*Direction*
Reproduce all of the records exactly.
--- start Supplied information ---
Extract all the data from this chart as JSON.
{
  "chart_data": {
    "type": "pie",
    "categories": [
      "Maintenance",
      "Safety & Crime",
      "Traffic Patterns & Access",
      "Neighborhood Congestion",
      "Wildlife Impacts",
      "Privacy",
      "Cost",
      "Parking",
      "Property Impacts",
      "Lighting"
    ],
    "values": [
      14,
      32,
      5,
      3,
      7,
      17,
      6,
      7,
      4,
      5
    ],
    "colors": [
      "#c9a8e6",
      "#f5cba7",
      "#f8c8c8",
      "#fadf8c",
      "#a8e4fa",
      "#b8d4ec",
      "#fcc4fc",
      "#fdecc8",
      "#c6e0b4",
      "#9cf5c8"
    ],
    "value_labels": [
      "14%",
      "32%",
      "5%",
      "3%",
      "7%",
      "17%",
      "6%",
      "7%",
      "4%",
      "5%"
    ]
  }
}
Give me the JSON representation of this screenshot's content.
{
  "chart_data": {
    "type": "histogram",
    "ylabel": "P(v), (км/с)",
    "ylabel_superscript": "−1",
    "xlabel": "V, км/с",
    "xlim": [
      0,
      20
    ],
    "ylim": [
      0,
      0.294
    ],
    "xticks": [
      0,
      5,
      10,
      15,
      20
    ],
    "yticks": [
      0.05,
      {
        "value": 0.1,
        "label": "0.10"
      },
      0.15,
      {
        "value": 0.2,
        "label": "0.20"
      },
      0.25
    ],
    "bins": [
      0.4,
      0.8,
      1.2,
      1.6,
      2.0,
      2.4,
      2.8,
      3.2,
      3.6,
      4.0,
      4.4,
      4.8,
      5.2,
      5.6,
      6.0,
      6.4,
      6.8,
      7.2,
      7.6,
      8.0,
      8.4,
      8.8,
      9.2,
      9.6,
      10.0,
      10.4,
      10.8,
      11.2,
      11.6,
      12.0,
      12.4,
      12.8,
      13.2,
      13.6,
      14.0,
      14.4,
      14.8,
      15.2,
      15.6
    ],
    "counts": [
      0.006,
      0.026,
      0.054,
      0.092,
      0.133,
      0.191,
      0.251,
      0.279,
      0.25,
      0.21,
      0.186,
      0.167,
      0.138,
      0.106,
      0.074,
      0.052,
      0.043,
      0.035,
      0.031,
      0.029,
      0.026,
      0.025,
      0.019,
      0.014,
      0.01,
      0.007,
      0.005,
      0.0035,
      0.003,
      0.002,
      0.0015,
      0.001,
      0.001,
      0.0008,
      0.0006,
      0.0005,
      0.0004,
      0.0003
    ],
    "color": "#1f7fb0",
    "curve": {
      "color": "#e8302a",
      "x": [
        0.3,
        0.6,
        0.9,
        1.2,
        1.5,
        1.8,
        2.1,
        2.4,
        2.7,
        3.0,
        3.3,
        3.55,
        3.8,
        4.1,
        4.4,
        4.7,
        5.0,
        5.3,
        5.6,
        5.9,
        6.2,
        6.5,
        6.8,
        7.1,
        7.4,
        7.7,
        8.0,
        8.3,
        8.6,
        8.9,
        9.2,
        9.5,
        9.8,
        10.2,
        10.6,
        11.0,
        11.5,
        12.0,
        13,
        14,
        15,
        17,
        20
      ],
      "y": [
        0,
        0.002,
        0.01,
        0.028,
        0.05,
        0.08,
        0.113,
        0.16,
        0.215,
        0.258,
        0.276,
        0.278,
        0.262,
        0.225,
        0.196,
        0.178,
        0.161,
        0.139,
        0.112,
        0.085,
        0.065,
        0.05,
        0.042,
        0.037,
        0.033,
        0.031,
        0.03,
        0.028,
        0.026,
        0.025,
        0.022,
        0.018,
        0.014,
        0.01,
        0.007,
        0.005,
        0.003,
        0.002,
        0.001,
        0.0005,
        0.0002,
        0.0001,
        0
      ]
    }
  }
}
--- end Supplied information ---
*In response*
Extract all the data from this chart as JSON.
{
  "chart_data": {
    "type": "pie",
    "categories": [
      "Maintenance",
      "Safety & Crime",
      "Traffic Patterns & Access",
      "Neighborhood Congestion",
      "Wildlife Impacts",
      "Privacy",
      "Cost",
      "Parking",
      "Property Impacts",
      "Lighting"
    ],
    "values": [
      14,
      32,
      5,
      3,
      7,
      17,
      6,
      7,
      4,
      5
    ],
    "colors": [
      "#c9a8e6",
      "#f5cba7",
      "#f8c8c8",
      "#fadf8c",
      "#a8e4fa",
      "#b8d4ec",
      "#fcc4fc",
      "#fdecc8",
      "#c6e0b4",
      "#9cf5c8"
    ],
    "value_labels": [
      "14%",
      "32%",
      "5%",
      "3%",
      "7%",
      "17%",
      "6%",
      "7%",
      "4%",
      "5%"
    ]
  }
}
Give me the JSON representation of this screenshot's content.
{
  "chart_data": {
    "type": "histogram",
    "ylabel": "P(v), (км/с)",
    "ylabel_superscript": "−1",
    "xlabel": "V, км/с",
    "xlim": [
      0,
      20
    ],
    "ylim": [
      0,
      0.294
    ],
    "xticks": [
      0,
      5,
      10,
      15,
      20
    ],
    "yticks": [
      0.05,
      {
        "value": 0.1,
        "label": "0.10"
      },
      0.15,
      {
        "value": 0.2,
        "label": "0.20"
      },
      0.25
    ],
    "bins": [
      0.4,
      0.8,
      1.2,
      1.6,
      2.0,
      2.4,
      2.8,
      3.2,
      3.6,
      4.0,
      4.4,
      4.8,
      5.2,
      5.6,
      6.0,
      6.4,
      6.8,
      7.2,
      7.6,
      8.0,
      8.4,
      8.8,
      9.2,
      9.6,
      10.0,
      10.4,
      10.8,
      11.2,
      11.6,
      12.0,
      12.4,
      12.8,
      13.2,
      13.6,
      14.0,
      14.4,
      14.8,
      15.2,
      15.6
    ],
    "counts": [
      0.006,
      0.026,
      0.054,
      0.092,
      0.133,
      0.191,
      0.251,
      0.279,
      0.25,
      0.21,
      0.186,
      0.167,
      0.138,
      0.106,
      0.074,
      0.052,
      0.043,
      0.035,
      0.031,
      0.029,
      0.026,
      0.025,
      0.019,
      0.014,
      0.01,
      0.007,
      0.005,
      0.0035,
      0.003,
      0.002,
      0.0015,
      0.001,
      0.001,
      0.0008,
      0.0006,
      0.0005,
      0.0004,
      0.0003
    ],
    "color": "#1f7fb0",
    "curve": {
      "color": "#e8302a",
      "x": [
        0.3,
        0.6,
        0.9,
        1.2,
        1.5,
        1.8,
        2.1,
        2.4,
        2.7,
        3.0,
        3.3,
        3.55,
        3.8,
        4.1,
        4.4,
        4.7,
        5.0,
        5.3,
        5.6,
        5.9,
        6.2,
        6.5,
        6.8,
        7.1,
        7.4,
        7.7,
        8.0,
        8.3,
        8.6,
        8.9,
        9.2,
        9.5,
        9.8,
        10.2,
        10.6,
        11.0,
        11.5,
        12.0,
        13,
        14,
        15,
        17,
        20
      ],
      "y": [
        0,
        0.002,
        0.01,
        0.028,
        0.05,
        0.08,
        0.113,
        0.16,
        0.215,
        0.258,
        0.276,
        0.278,
        0.262,
        0.225,
        0.196,
        0.178,
        0.161,
        0.139,
        0.112,
        0.085,
        0.065,
        0.05,
        0.042,
        0.037,
        0.033,
        0.031,
        0.03,
        0.028,
        0.026,
        0.025,
        0.022,
        0.018,
        0.014,
        0.01,
        0.007,
        0.005,
        0.003,
        0.002,
        0.001,
        0.0005,
        0.0002,
        0.0001,
        0
      ]
    }
  }
}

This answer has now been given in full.